Select every line holding the word "done" and copy it.

• **DATA EXTRACT**:
━━━━━━━━━━━━━━━━━━━━

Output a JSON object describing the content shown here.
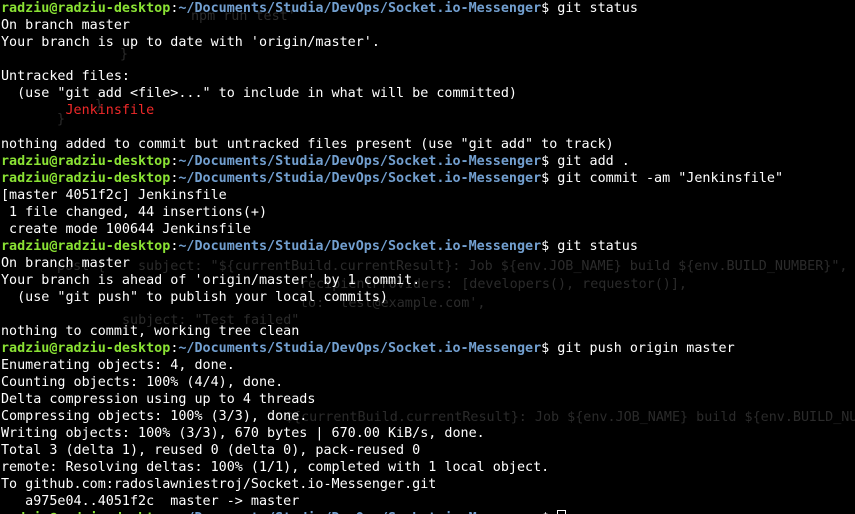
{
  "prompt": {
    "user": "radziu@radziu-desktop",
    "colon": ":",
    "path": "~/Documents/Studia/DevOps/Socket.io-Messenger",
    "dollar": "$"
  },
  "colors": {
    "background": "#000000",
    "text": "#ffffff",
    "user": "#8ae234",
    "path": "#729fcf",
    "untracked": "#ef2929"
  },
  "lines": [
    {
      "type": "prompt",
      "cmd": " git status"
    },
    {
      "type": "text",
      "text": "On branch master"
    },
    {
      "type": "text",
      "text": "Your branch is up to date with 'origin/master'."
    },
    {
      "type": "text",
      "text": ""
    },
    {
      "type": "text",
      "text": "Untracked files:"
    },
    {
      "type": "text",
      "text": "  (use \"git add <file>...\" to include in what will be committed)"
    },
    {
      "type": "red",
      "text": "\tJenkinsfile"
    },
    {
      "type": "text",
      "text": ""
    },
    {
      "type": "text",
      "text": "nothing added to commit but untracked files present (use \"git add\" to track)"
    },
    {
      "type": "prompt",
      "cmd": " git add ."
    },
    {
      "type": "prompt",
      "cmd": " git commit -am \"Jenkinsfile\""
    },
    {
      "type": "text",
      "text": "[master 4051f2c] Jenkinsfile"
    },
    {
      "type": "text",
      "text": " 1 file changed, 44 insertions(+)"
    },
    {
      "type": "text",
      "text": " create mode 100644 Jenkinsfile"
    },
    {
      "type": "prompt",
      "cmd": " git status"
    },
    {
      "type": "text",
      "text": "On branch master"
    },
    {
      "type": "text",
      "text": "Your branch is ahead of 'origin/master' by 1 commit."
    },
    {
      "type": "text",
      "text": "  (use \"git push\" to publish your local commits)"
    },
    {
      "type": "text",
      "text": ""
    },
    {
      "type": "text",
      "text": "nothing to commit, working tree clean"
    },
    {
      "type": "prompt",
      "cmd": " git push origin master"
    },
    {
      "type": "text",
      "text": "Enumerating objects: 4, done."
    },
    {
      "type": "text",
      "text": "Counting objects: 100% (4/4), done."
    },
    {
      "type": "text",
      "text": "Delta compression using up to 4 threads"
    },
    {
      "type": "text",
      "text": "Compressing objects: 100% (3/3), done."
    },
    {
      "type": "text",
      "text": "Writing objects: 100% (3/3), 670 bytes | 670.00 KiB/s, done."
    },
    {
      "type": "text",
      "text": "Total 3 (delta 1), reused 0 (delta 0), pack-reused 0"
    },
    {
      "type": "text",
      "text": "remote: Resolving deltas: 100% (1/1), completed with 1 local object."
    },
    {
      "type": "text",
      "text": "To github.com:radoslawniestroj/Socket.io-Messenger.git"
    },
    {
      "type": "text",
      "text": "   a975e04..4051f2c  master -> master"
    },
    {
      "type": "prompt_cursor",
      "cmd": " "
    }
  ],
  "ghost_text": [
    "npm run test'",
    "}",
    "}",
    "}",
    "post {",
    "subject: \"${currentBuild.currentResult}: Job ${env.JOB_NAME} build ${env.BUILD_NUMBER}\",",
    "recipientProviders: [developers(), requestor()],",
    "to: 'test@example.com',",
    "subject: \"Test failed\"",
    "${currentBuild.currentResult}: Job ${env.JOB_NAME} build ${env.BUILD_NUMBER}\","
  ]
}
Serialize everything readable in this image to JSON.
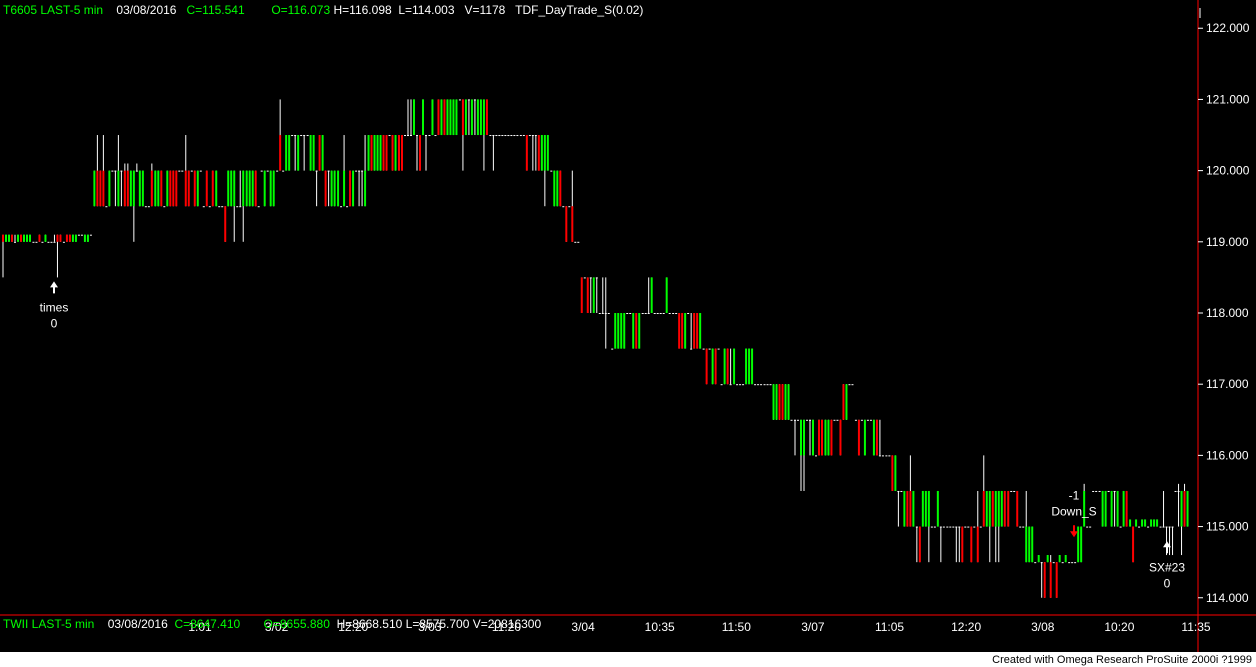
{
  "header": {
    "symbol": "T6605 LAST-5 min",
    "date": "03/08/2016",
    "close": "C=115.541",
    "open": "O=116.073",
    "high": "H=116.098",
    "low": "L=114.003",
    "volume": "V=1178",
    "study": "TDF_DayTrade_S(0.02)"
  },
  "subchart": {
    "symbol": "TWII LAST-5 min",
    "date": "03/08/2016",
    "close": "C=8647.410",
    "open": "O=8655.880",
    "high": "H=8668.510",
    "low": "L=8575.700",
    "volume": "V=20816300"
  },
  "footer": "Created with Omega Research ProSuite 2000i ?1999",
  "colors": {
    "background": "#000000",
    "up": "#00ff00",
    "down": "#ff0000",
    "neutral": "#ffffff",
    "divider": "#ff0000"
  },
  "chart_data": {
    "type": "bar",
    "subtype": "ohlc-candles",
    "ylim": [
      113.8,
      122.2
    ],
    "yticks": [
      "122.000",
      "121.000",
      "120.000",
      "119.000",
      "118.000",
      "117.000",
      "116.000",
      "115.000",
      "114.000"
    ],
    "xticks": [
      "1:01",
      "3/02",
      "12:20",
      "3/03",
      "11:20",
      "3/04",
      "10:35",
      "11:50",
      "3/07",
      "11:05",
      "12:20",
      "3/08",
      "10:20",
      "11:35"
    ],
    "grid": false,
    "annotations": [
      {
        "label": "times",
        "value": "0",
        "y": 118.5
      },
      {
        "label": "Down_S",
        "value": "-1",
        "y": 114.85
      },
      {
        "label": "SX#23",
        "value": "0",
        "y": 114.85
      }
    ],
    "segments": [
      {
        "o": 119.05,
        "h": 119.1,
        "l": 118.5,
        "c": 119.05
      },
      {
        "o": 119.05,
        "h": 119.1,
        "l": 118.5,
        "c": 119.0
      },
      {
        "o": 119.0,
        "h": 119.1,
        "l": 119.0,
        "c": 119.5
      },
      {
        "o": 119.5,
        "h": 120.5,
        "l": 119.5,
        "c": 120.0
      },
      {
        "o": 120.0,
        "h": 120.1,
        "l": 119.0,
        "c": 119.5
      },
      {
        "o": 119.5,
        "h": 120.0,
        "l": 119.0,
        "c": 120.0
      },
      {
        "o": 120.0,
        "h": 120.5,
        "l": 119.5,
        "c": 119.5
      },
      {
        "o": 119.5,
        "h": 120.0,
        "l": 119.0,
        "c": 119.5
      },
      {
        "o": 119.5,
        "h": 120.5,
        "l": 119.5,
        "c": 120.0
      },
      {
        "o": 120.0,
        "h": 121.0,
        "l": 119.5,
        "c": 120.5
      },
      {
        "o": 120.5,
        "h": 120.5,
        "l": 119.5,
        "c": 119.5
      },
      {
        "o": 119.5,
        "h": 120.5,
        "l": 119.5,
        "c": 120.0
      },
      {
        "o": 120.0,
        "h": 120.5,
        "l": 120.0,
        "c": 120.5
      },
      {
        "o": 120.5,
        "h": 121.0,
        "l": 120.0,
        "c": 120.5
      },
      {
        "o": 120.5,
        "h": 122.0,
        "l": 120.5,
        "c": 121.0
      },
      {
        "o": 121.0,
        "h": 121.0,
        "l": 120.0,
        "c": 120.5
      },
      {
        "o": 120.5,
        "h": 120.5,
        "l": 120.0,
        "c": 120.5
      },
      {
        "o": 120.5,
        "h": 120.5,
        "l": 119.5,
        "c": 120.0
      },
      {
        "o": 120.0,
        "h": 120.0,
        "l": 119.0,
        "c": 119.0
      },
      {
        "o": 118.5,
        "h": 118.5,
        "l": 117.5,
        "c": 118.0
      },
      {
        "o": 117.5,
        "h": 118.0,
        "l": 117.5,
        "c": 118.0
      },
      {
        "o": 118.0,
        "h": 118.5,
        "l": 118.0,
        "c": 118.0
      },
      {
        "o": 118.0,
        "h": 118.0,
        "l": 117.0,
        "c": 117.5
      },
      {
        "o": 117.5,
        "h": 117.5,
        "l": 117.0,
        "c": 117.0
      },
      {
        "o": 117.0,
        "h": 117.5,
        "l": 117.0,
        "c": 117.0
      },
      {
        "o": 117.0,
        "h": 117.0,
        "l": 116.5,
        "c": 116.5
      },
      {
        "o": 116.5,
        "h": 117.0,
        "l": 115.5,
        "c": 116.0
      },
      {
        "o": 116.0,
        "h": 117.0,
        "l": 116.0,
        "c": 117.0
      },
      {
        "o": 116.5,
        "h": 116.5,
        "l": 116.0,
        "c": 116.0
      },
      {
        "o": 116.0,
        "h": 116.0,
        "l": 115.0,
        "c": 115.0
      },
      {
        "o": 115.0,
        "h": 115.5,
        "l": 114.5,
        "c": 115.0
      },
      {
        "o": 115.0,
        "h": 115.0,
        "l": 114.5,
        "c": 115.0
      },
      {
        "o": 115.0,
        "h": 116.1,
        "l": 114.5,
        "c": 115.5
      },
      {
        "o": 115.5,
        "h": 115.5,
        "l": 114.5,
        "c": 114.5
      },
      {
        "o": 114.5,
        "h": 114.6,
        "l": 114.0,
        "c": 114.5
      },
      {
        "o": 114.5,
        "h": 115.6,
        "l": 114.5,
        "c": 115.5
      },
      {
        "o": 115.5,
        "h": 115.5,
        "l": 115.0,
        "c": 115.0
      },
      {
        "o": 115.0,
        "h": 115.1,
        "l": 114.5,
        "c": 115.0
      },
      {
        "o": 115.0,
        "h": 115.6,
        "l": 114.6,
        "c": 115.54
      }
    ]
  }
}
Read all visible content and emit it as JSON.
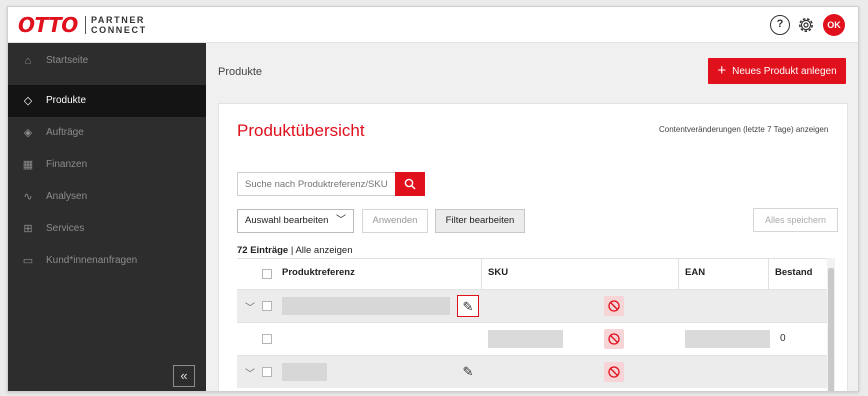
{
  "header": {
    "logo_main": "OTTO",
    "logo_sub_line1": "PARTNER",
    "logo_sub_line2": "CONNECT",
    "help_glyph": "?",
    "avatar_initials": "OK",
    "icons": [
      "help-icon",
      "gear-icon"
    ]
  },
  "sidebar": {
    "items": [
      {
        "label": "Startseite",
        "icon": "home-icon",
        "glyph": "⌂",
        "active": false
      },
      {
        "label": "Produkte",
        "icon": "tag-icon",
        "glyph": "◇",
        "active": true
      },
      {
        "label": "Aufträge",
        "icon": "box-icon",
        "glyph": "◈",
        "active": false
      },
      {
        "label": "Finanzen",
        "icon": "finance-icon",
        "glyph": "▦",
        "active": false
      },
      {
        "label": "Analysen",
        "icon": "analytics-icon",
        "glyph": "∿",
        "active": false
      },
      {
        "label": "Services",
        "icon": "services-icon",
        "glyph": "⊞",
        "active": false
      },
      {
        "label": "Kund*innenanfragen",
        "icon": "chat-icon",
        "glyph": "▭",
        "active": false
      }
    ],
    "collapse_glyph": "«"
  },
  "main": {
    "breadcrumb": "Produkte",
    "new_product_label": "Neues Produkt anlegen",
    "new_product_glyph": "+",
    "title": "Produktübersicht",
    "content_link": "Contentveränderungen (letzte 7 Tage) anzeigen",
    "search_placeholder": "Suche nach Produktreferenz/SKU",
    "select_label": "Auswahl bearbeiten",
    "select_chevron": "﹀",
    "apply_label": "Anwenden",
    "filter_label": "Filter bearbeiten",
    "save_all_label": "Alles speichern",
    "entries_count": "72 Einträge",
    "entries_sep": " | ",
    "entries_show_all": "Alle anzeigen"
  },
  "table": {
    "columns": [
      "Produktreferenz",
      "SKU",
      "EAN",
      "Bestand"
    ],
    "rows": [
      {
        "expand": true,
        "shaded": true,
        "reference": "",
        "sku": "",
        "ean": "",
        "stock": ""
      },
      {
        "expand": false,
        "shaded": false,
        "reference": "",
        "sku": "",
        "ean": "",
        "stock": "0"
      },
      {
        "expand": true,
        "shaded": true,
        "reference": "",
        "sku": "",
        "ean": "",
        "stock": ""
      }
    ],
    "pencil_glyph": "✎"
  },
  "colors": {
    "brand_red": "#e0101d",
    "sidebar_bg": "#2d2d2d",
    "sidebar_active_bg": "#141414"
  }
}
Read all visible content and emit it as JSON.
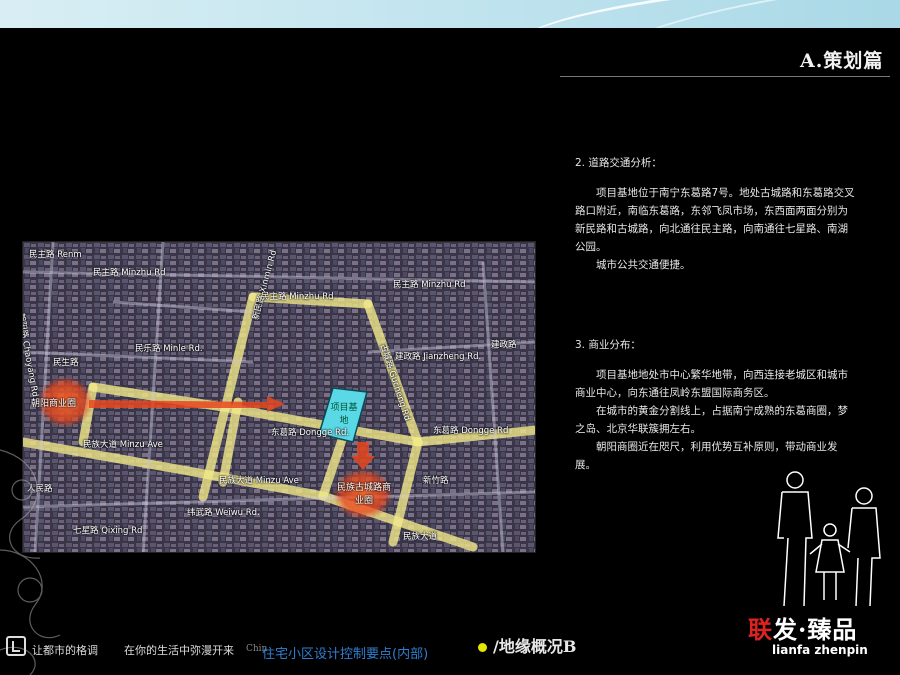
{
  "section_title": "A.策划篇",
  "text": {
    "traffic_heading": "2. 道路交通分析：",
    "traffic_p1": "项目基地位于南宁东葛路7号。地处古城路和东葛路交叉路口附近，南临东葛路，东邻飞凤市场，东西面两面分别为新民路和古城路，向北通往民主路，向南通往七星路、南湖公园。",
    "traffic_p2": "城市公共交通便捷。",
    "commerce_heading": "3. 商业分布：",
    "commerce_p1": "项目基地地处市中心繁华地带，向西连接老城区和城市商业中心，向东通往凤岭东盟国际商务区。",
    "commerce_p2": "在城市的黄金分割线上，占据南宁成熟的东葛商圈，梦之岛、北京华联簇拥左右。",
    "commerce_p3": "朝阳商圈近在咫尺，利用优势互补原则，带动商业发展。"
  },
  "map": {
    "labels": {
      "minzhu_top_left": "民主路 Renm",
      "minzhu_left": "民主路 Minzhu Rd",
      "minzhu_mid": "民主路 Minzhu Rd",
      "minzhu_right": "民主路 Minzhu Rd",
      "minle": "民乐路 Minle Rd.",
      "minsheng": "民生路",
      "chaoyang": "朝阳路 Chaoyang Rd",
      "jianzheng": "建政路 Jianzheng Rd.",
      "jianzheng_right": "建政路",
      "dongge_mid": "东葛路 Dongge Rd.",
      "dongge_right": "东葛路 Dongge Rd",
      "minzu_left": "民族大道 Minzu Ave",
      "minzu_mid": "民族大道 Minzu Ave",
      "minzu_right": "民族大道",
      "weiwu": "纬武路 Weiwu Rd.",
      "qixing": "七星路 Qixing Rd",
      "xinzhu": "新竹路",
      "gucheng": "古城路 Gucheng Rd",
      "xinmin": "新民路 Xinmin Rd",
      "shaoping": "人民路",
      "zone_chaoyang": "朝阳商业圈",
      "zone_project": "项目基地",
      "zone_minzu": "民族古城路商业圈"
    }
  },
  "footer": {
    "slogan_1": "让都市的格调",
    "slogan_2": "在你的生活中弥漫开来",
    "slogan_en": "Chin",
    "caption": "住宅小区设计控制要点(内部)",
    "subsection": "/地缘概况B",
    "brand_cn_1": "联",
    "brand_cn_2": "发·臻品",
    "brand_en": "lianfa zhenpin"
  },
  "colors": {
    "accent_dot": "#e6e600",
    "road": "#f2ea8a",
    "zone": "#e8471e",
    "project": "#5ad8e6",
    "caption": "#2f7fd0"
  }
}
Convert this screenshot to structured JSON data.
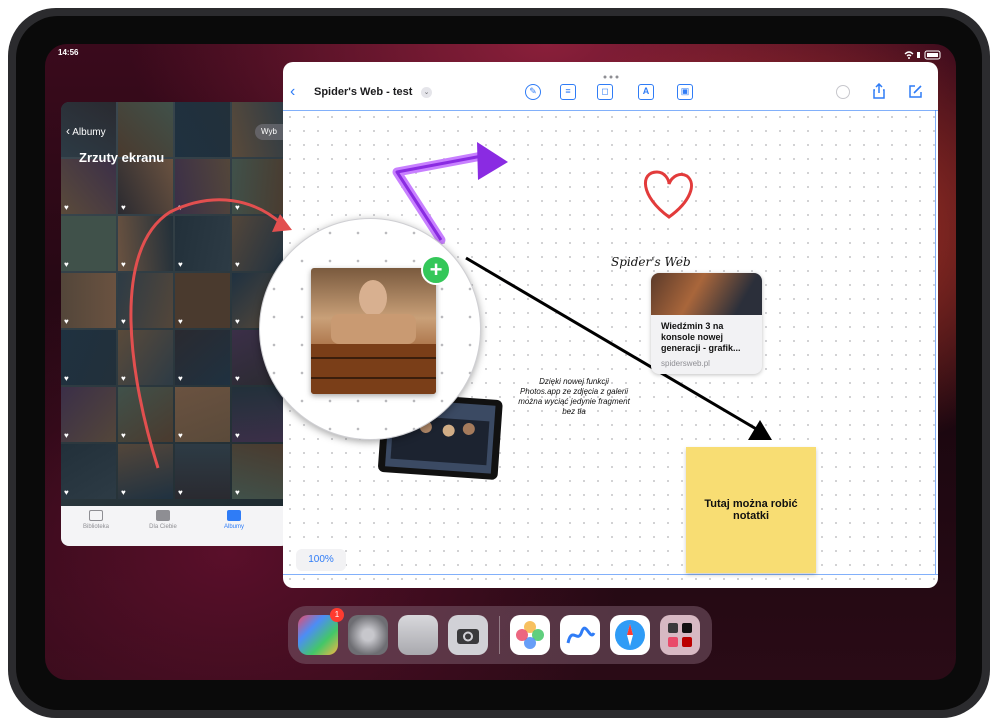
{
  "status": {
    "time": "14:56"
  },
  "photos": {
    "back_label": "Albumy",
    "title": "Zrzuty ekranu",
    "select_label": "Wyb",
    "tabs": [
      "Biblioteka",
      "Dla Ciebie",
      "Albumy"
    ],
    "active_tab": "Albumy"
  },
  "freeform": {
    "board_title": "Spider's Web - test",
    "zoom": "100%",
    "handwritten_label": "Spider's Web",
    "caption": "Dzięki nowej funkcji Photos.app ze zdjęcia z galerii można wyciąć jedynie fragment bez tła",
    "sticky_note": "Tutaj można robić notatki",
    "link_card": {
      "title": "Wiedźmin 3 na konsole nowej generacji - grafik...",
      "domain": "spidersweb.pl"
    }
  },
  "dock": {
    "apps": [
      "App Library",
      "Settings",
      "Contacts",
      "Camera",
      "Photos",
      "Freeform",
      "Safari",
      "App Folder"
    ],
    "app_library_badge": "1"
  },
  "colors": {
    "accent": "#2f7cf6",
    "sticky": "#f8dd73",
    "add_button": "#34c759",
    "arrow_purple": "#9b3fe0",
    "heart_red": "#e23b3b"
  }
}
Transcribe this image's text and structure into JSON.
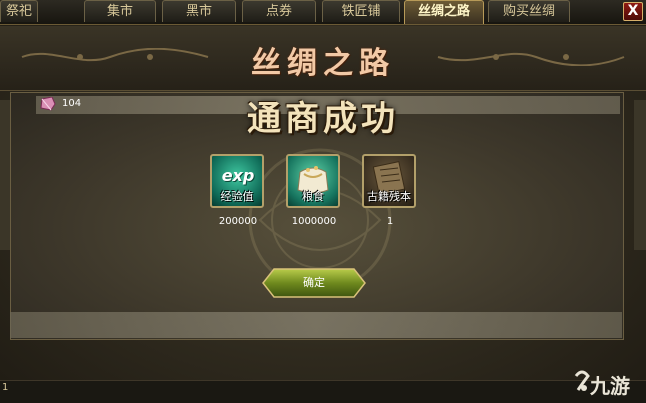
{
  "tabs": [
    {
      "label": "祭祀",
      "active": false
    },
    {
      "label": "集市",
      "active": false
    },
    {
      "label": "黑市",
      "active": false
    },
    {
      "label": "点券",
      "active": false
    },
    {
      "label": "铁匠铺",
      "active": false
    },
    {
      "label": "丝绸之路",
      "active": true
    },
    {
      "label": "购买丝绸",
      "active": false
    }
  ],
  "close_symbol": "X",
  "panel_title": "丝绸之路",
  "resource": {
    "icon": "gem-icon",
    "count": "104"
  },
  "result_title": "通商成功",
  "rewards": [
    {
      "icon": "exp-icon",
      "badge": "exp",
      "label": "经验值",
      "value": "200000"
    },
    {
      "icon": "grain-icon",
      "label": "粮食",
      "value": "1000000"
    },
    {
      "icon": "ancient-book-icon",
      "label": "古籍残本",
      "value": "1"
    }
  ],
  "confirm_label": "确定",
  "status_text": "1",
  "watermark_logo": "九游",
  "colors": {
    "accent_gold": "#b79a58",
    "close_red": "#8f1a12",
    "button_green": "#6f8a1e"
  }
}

━━━━━━━━━━━━━━━━━━━━

• **ANSWER TO THE TASK**:
      "text": "Enumerating objects: 4, done."
      "text": "Counting objects: 100% (4/4), done."
      "text": "Compressing objects: 100% (3/3), done."
      "text": "Writing objects: 100% (3/3), 670 bytes | 670.00 KiB/s, done."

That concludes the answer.